* _Work to be completed_
Every line from the one that contains "What text is on this page?" to the last line of the listing below should be quoted verbatim. Pictures are excluded.

* _Input data_
====

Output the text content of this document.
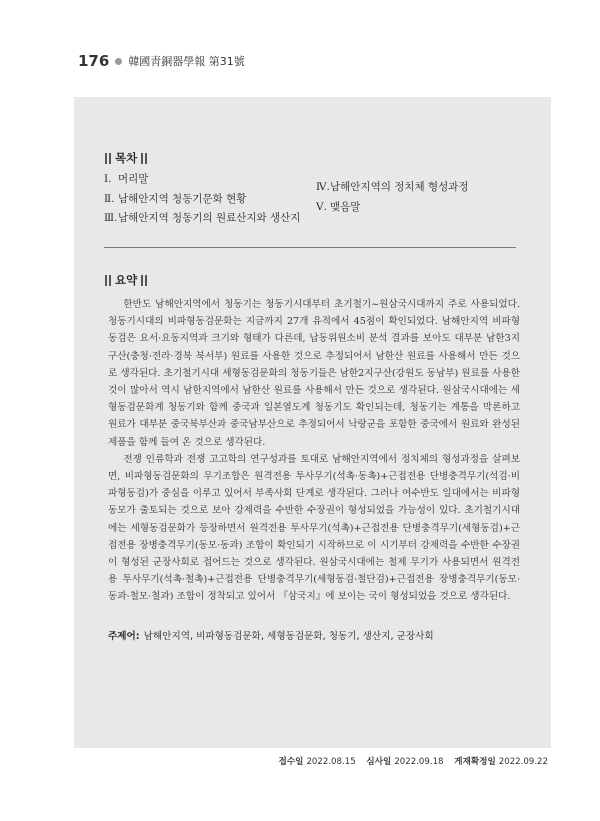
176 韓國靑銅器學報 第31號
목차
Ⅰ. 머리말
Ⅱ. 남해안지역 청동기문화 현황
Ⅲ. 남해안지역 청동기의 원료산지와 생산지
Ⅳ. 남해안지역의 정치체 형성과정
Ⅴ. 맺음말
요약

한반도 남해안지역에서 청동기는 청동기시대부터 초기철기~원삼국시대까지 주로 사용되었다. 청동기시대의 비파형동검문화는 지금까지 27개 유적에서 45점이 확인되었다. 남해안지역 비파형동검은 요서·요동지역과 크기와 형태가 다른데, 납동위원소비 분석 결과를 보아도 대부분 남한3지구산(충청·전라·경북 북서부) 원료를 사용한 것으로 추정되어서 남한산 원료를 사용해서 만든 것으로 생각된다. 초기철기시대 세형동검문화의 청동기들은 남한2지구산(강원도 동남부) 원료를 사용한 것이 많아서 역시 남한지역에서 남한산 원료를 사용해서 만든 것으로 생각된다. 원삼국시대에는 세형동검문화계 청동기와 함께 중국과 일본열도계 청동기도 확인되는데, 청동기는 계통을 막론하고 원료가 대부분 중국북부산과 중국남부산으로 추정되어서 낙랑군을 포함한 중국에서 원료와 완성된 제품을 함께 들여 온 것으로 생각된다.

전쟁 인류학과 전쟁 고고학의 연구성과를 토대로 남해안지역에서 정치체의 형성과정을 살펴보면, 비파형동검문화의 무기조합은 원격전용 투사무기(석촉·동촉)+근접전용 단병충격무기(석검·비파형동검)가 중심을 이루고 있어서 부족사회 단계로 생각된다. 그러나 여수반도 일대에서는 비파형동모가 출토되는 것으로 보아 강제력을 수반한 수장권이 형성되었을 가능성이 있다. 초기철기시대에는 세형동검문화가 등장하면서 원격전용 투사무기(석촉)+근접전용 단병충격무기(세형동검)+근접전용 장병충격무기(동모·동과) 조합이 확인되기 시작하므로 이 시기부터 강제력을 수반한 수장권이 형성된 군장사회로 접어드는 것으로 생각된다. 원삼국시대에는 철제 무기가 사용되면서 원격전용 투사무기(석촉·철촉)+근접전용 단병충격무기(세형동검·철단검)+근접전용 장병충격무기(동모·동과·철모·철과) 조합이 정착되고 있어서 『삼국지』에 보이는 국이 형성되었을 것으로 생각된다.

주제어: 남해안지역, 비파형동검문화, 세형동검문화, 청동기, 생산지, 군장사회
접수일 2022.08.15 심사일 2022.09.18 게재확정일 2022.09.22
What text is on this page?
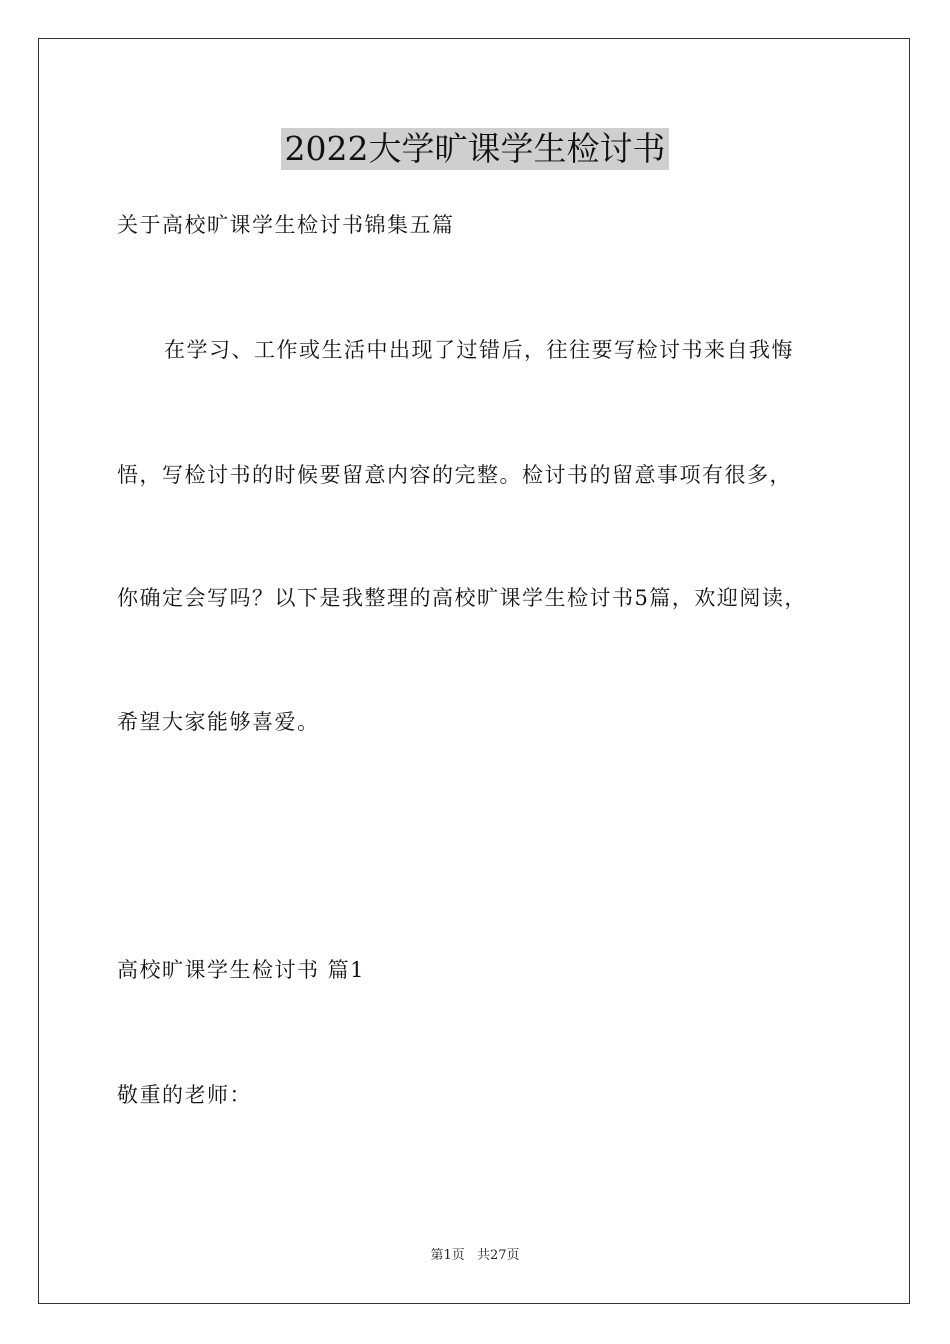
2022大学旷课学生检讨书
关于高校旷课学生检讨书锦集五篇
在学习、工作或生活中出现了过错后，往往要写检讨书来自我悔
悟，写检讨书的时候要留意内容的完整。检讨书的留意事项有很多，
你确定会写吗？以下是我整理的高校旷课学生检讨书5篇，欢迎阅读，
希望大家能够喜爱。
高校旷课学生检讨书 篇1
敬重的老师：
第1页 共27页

====

* _Response to the task_
What text is on this page?
2022大学旷课学生检讨书
关于高校旷课学生检讨书锦集五篇
在学习、工作或生活中出现了过错后，往往要写检讨书来自我悔
悟，写检讨书的时候要留意内容的完整。检讨书的留意事项有很多，
你确定会写吗？以下是我整理的高校旷课学生检讨书5篇，欢迎阅读，
希望大家能够喜爱。
高校旷课学生检讨书 篇1
敬重的老师：
第1页 共27页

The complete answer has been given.